┌──
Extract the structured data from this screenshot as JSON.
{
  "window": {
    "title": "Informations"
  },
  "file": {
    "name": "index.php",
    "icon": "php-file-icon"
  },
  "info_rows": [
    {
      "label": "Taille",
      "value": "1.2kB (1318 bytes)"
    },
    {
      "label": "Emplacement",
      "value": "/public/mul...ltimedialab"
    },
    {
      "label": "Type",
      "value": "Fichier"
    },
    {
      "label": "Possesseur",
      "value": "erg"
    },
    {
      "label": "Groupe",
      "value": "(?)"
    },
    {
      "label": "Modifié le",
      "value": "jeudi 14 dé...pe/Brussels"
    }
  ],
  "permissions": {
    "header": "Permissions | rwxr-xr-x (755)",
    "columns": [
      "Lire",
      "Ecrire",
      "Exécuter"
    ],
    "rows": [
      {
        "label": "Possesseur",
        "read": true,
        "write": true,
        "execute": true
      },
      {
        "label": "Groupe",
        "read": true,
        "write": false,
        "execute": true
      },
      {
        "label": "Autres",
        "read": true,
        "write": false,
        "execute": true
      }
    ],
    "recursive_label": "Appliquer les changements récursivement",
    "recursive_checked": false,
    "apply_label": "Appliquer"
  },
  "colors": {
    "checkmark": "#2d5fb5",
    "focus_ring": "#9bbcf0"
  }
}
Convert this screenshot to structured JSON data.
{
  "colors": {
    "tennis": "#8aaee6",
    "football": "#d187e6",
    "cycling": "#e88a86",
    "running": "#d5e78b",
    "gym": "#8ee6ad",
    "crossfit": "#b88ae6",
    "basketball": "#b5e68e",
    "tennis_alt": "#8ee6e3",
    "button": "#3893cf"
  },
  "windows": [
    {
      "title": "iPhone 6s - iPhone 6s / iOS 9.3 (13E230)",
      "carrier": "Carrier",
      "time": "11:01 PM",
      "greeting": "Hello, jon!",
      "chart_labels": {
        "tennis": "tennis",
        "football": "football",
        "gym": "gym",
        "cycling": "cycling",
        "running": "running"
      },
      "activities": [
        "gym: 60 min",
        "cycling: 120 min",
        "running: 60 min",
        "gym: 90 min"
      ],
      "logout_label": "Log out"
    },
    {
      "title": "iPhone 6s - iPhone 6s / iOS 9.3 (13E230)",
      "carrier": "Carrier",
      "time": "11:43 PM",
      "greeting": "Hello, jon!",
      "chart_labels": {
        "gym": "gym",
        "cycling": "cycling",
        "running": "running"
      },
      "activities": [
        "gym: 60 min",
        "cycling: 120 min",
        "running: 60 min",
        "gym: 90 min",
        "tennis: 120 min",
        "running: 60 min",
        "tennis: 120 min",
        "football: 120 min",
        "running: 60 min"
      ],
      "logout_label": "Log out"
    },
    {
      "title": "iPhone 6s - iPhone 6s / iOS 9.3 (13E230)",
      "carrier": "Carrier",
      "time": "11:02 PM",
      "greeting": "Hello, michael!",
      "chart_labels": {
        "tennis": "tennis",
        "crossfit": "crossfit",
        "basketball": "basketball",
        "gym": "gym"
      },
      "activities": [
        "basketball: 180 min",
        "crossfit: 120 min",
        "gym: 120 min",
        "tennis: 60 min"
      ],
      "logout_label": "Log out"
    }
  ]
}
└──
┌──
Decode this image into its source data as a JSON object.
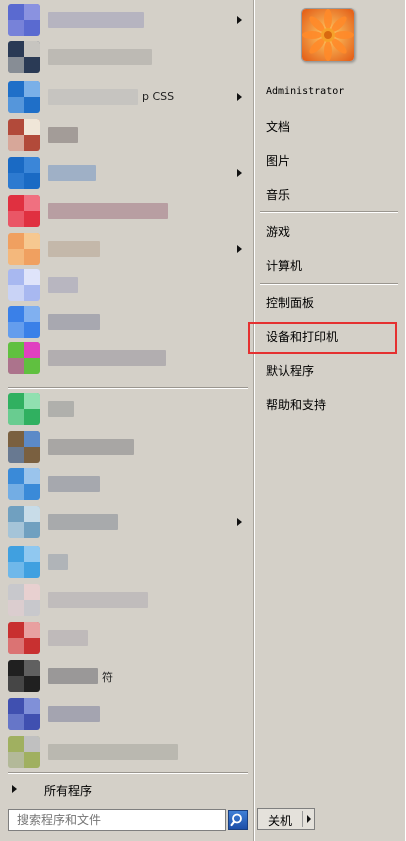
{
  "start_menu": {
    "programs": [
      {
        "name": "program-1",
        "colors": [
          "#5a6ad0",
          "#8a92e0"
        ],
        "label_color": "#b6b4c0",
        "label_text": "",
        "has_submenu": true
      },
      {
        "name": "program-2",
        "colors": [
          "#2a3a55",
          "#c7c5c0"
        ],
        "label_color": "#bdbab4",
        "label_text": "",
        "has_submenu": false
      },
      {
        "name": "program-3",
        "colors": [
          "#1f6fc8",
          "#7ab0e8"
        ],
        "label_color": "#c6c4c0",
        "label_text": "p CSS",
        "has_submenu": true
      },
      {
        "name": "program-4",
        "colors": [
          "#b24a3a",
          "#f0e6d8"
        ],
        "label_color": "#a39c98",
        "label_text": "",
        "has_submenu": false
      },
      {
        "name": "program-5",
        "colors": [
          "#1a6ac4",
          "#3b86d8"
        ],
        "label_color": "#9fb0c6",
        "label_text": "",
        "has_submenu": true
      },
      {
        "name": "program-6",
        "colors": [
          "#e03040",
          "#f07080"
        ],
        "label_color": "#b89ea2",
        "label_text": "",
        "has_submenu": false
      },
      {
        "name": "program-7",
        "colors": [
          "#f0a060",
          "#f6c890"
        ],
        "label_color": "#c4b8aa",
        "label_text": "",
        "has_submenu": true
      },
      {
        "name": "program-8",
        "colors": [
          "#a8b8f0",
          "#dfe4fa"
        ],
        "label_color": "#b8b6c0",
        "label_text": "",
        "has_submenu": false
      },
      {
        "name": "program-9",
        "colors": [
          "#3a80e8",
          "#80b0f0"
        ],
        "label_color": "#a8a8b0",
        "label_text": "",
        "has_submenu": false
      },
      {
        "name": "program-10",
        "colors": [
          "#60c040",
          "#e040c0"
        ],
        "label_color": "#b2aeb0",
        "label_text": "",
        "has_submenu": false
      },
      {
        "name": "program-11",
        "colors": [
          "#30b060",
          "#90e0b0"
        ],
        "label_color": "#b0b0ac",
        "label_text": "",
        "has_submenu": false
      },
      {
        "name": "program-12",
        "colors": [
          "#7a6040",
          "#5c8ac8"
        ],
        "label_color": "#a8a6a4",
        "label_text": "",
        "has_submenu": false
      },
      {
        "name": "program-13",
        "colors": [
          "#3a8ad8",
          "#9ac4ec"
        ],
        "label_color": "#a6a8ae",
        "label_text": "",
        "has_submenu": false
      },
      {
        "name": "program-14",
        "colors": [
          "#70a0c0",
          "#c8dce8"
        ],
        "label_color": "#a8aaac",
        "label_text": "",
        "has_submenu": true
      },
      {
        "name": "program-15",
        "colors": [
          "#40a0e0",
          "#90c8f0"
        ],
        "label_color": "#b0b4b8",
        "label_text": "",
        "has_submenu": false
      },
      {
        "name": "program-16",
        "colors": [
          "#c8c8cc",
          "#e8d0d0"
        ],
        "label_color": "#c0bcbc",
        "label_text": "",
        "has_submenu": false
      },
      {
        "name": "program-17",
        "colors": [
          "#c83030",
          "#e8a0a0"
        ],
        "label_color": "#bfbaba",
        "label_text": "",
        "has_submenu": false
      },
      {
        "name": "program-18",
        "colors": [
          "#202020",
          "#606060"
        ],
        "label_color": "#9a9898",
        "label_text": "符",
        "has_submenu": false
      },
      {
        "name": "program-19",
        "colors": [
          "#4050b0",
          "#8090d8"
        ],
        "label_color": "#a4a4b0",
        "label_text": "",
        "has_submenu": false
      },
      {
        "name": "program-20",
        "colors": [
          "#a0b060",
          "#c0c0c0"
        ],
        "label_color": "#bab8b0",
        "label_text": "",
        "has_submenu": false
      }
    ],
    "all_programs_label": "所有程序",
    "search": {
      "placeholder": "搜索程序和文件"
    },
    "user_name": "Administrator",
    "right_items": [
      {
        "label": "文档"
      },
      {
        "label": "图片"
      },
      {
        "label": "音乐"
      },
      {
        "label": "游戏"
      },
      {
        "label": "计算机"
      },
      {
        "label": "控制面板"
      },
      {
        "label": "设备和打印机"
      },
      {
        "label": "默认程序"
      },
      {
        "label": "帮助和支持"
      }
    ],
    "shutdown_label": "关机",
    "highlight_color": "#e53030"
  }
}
└──
* PROBLEM DETAILS:
Filter the entries and copy out every line with the word "data".

* EXPECTED ANSWER:
Extract the structured data from this screenshot as JSON.
Convert this screenshot to structured JSON data.
Decode this image into its source data as a JSON object.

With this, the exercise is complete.